Entries taken from a collection:

⟨

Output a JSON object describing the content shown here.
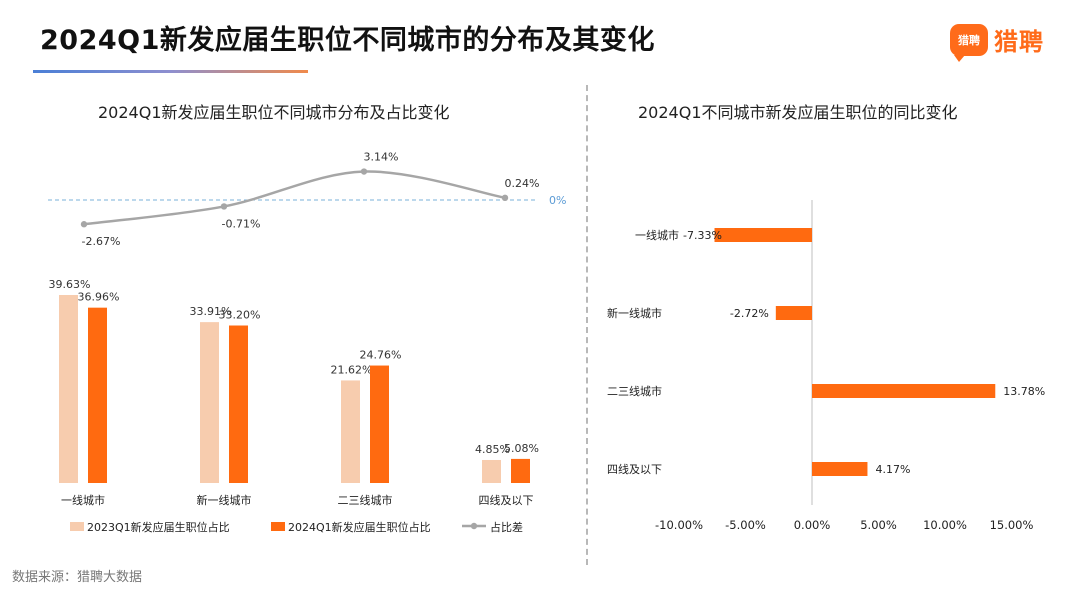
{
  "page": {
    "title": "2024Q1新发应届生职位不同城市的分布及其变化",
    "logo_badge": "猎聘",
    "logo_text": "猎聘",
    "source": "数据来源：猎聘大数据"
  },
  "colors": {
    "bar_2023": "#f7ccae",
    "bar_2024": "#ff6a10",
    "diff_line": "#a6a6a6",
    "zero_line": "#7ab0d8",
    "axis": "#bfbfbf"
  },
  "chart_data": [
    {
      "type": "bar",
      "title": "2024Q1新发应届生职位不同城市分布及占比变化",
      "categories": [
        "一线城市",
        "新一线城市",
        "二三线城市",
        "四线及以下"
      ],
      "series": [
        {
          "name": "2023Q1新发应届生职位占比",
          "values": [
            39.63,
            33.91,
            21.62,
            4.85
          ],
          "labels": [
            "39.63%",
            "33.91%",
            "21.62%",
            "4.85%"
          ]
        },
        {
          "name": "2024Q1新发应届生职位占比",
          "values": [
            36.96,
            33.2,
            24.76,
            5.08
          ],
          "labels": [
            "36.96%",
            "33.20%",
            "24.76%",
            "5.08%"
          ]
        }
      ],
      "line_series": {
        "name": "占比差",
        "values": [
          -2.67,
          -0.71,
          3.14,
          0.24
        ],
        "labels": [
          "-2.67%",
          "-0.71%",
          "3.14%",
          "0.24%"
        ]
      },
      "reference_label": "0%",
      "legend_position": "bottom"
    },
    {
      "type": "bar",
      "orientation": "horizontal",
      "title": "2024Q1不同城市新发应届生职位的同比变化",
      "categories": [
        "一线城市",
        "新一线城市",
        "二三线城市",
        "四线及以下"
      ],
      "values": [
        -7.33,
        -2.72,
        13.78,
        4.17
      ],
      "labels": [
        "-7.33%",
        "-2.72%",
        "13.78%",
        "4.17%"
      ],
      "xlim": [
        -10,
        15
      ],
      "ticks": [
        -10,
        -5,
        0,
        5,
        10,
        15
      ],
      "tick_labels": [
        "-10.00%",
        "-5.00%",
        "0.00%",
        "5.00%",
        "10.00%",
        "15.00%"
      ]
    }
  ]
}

⟩

### PROBLEM TO SOLVE
Using the material above, set down every line exactly, but skip the pictures.

### WORKED ANSWER
Output a JSON object describing the content shown here.
{
  "page": {
    "title": "2024Q1新发应届生职位不同城市的分布及其变化",
    "logo_badge": "猎聘",
    "logo_text": "猎聘",
    "source": "数据来源：猎聘大数据"
  },
  "colors": {
    "bar_2023": "#f7ccae",
    "bar_2024": "#ff6a10",
    "diff_line": "#a6a6a6",
    "zero_line": "#7ab0d8",
    "axis": "#bfbfbf"
  },
  "chart_data": [
    {
      "type": "bar",
      "title": "2024Q1新发应届生职位不同城市分布及占比变化",
      "categories": [
        "一线城市",
        "新一线城市",
        "二三线城市",
        "四线及以下"
      ],
      "series": [
        {
          "name": "2023Q1新发应届生职位占比",
          "values": [
            39.63,
            33.91,
            21.62,
            4.85
          ],
          "labels": [
            "39.63%",
            "33.91%",
            "21.62%",
            "4.85%"
          ]
        },
        {
          "name": "2024Q1新发应届生职位占比",
          "values": [
            36.96,
            33.2,
            24.76,
            5.08
          ],
          "labels": [
            "36.96%",
            "33.20%",
            "24.76%",
            "5.08%"
          ]
        }
      ],
      "line_series": {
        "name": "占比差",
        "values": [
          -2.67,
          -0.71,
          3.14,
          0.24
        ],
        "labels": [
          "-2.67%",
          "-0.71%",
          "3.14%",
          "0.24%"
        ]
      },
      "reference_label": "0%",
      "legend_position": "bottom"
    },
    {
      "type": "bar",
      "orientation": "horizontal",
      "title": "2024Q1不同城市新发应届生职位的同比变化",
      "categories": [
        "一线城市",
        "新一线城市",
        "二三线城市",
        "四线及以下"
      ],
      "values": [
        -7.33,
        -2.72,
        13.78,
        4.17
      ],
      "labels": [
        "-7.33%",
        "-2.72%",
        "13.78%",
        "4.17%"
      ],
      "xlim": [
        -10,
        15
      ],
      "ticks": [
        -10,
        -5,
        0,
        5,
        10,
        15
      ],
      "tick_labels": [
        "-10.00%",
        "-5.00%",
        "0.00%",
        "5.00%",
        "10.00%",
        "15.00%"
      ]
    }
  ]
}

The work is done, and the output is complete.